Your task is to extract every line from the material below exactly.
== Dataset records ==
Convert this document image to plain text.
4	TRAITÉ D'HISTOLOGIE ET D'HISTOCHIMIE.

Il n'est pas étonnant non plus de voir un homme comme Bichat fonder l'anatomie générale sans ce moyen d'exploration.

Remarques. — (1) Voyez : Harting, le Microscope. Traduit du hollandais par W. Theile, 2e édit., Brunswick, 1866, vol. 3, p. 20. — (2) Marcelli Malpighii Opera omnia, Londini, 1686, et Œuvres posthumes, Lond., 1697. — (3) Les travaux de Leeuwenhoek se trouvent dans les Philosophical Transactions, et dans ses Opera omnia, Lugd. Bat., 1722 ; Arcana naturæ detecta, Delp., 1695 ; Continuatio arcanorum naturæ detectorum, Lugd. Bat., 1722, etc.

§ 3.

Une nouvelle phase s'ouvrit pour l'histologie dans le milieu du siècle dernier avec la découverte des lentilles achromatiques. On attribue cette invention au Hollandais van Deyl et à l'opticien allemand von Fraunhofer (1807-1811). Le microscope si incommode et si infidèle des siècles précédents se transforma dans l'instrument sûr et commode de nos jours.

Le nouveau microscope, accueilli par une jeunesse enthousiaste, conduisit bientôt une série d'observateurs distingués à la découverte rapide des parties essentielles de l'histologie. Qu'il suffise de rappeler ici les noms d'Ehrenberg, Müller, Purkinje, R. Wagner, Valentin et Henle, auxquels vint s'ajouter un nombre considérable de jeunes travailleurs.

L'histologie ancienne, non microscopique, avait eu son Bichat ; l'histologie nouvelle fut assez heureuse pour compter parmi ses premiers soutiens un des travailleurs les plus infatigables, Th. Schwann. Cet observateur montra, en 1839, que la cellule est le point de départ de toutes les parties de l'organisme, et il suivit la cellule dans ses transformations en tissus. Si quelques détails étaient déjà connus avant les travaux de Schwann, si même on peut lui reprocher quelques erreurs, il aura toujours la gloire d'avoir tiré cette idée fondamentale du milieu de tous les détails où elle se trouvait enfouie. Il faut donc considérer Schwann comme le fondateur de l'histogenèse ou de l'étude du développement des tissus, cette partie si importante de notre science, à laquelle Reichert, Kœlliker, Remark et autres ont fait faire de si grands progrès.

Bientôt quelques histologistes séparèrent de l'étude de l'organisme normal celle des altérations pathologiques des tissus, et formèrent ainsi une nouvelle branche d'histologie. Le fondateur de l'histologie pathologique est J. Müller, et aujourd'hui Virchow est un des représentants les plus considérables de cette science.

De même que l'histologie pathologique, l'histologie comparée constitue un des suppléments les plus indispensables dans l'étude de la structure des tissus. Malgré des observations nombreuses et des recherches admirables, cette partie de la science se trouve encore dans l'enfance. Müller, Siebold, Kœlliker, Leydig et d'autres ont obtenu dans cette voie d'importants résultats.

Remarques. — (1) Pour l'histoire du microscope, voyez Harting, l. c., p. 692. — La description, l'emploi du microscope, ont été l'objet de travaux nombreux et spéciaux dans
===
Complete response |
Convert this document image to plain text.
4	TRAITÉ D'HISTOLOGIE ET D'HISTOCHIMIE.

Il n'est pas étonnant non plus de voir un homme comme Bichat fonder l'anatomie générale sans ce moyen d'exploration.

Remarques. — (1) Voyez : Harting, le Microscope. Traduit du hollandais par W. Theile, 2e édit., Brunswick, 1866, vol. 3, p. 20. — (2) Marcelli Malpighii Opera omnia, Londini, 1686, et Œuvres posthumes, Lond., 1697. — (3) Les travaux de Leeuwenhoek se trouvent dans les Philosophical Transactions, et dans ses Opera omnia, Lugd. Bat., 1722 ; Arcana naturæ detecta, Delp., 1695 ; Continuatio arcanorum naturæ detectorum, Lugd. Bat., 1722, etc.

§ 3.

Une nouvelle phase s'ouvrit pour l'histologie dans le milieu du siècle dernier avec la découverte des lentilles achromatiques. On attribue cette invention au Hollandais van Deyl et à l'opticien allemand von Fraunhofer (1807-1811). Le microscope si incommode et si infidèle des siècles précédents se transforma dans l'instrument sûr et commode de nos jours.

Le nouveau microscope, accueilli par une jeunesse enthousiaste, conduisit bientôt une série d'observateurs distingués à la découverte rapide des parties essentielles de l'histologie. Qu'il suffise de rappeler ici les noms d'Ehrenberg, Müller, Purkinje, R. Wagner, Valentin et Henle, auxquels vint s'ajouter un nombre considérable de jeunes travailleurs.

L'histologie ancienne, non microscopique, avait eu son Bichat ; l'histologie nouvelle fut assez heureuse pour compter parmi ses premiers soutiens un des travailleurs les plus infatigables, Th. Schwann. Cet observateur montra, en 1839, que la cellule est le point de départ de toutes les parties de l'organisme, et il suivit la cellule dans ses transformations en tissus. Si quelques détails étaient déjà connus avant les travaux de Schwann, si même on peut lui reprocher quelques erreurs, il aura toujours la gloire d'avoir tiré cette idée fondamentale du milieu de tous les détails où elle se trouvait enfouie. Il faut donc considérer Schwann comme le fondateur de l'histogenèse ou de l'étude du développement des tissus, cette partie si importante de notre science, à laquelle Reichert, Kœlliker, Remark et autres ont fait faire de si grands progrès.

Bientôt quelques histologistes séparèrent de l'étude de l'organisme normal celle des altérations pathologiques des tissus, et formèrent ainsi une nouvelle branche d'histologie. Le fondateur de l'histologie pathologique est J. Müller, et aujourd'hui Virchow est un des représentants les plus considérables de cette science.

De même que l'histologie pathologique, l'histologie comparée constitue un des suppléments les plus indispensables dans l'étude de la structure des tissus. Malgré des observations nombreuses et des recherches admirables, cette partie de la science se trouve encore dans l'enfance. Müller, Siebold, Kœlliker, Leydig et d'autres ont obtenu dans cette voie d'importants résultats.

Remarques. — (1) Pour l'histoire du microscope, voyez Harting, l. c., p. 692. — La description, l'emploi du microscope, ont été l'objet de travaux nombreux et spéciaux dans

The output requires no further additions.